**Given task**
Convert the records, from their first line through the line containing "chart-title: Precision-Confidence Curve", into a JSON list of strings with one string per line. Omit any blank lines.

**Spatial layout data**

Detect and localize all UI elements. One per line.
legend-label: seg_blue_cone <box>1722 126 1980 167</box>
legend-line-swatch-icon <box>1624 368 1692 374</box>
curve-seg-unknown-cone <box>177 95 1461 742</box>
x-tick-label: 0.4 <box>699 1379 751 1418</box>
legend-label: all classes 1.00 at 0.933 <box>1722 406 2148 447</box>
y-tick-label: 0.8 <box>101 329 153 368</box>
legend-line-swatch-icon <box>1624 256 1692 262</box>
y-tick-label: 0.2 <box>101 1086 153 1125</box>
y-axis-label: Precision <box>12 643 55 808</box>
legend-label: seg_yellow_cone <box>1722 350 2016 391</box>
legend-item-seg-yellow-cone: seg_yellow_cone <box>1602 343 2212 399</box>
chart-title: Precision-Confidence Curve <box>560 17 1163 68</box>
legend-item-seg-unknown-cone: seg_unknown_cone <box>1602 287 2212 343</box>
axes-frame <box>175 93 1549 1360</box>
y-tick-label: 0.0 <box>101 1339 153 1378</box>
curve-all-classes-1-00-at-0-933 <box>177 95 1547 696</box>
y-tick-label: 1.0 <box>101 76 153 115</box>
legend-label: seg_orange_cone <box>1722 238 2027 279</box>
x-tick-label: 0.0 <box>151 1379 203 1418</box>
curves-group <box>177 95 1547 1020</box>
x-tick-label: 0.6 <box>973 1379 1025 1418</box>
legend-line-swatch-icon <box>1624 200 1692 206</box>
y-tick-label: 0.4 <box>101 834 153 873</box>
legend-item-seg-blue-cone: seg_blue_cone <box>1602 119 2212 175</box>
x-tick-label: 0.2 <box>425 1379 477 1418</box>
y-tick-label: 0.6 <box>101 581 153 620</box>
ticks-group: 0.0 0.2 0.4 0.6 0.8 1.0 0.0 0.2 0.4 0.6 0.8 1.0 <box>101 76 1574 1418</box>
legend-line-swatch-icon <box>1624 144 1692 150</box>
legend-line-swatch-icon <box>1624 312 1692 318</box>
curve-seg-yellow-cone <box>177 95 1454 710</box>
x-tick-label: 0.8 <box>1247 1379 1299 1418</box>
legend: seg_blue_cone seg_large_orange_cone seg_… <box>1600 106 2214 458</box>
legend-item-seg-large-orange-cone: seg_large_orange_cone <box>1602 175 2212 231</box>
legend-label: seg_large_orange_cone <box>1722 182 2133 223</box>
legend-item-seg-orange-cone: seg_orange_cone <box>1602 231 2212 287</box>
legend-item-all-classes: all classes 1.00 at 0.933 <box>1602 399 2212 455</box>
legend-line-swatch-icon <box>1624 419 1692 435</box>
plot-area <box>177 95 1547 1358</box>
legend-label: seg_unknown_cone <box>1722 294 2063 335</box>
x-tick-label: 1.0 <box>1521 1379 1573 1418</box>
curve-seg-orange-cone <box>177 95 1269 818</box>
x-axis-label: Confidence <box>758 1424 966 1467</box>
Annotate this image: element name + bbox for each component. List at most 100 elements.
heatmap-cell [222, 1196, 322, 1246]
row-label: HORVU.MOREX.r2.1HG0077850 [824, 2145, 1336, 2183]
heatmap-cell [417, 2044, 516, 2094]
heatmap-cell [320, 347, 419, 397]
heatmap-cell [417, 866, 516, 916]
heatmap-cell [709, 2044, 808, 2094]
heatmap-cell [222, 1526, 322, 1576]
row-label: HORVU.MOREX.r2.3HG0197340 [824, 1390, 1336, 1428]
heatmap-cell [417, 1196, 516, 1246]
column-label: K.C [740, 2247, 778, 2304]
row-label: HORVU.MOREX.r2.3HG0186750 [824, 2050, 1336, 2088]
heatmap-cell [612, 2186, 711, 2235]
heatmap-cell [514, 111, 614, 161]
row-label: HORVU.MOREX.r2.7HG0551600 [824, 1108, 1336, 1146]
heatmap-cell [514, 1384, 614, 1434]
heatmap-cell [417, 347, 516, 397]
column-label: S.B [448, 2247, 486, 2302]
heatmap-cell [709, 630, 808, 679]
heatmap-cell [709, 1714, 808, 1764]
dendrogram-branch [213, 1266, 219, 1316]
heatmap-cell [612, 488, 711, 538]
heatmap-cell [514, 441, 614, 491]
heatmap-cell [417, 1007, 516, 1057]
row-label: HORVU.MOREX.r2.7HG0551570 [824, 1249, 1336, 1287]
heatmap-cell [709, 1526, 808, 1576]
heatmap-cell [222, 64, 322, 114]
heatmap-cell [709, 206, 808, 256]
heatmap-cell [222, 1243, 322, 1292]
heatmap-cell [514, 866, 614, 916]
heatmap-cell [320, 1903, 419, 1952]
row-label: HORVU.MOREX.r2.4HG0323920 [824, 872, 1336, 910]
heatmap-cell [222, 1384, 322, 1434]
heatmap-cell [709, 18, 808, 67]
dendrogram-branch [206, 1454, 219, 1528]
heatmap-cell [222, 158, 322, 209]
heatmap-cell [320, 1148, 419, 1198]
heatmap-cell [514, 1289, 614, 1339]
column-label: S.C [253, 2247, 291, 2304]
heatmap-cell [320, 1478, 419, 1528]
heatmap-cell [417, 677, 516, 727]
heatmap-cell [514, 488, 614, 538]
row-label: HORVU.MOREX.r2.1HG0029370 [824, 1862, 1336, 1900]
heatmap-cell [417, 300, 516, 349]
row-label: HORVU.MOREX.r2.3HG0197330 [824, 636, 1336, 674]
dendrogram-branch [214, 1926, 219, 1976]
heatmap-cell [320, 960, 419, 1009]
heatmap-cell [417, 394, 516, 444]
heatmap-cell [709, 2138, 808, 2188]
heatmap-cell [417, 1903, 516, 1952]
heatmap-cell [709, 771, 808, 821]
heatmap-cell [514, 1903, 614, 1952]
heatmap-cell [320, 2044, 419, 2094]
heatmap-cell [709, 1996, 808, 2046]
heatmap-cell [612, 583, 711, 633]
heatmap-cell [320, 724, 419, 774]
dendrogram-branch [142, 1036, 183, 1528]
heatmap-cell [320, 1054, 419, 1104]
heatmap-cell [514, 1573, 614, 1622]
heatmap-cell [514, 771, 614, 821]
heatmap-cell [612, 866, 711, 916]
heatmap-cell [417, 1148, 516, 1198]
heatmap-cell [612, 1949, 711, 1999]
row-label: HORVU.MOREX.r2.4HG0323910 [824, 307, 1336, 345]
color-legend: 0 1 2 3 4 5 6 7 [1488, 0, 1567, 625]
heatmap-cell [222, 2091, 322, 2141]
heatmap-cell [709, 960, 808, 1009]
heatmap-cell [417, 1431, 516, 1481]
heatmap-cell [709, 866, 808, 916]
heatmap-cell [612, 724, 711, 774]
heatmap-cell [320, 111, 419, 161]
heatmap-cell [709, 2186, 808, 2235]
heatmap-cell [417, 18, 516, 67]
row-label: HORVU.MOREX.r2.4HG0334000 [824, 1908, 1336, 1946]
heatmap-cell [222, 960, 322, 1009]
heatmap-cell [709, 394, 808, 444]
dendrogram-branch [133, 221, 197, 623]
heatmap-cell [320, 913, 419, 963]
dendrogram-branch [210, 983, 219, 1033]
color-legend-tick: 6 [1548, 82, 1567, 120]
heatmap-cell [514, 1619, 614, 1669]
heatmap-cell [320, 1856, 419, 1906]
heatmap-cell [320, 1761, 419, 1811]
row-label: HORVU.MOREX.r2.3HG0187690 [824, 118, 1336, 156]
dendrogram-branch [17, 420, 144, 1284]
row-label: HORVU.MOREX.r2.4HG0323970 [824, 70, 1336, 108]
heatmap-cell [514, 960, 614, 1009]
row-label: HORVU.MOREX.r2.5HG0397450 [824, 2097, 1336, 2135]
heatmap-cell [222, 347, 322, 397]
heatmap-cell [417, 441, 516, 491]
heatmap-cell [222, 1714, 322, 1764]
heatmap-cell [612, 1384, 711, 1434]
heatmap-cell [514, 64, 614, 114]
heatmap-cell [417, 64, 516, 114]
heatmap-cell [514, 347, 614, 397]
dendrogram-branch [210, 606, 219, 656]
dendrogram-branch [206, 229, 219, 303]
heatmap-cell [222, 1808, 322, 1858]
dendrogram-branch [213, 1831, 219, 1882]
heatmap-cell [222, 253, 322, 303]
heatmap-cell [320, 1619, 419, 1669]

**Output for this task**
[
  "Detect and localize all UI elements. One per line.",
  "legend-label: seg_blue_cone <box>1722 126 1980 167</box>",
  "legend-line-swatch-icon <box>1624 368 1692 374</box>",
  "curve-seg-unknown-cone <box>177 95 1461 742</box>",
  "x-tick-label: 0.4 <box>699 1379 751 1418</box>",
  "legend-label: all classes 1.00 at 0.933 <box>1722 406 2148 447</box>",
  "y-tick-label: 0.8 <box>101 329 153 368</box>",
  "legend-line-swatch-icon <box>1624 256 1692 262</box>",
  "y-tick-label: 0.2 <box>101 1086 153 1125</box>",
  "y-axis-label: Precision <box>12 643 55 808</box>",
  "legend-label: seg_yellow_cone <box>1722 350 2016 391</box>",
  "legend-item-seg-yellow-cone: seg_yellow_cone <box>1602 343 2212 399</box>",
  "chart-title: Precision-Confidence Curve <box>560 17 1163 68</box>"
]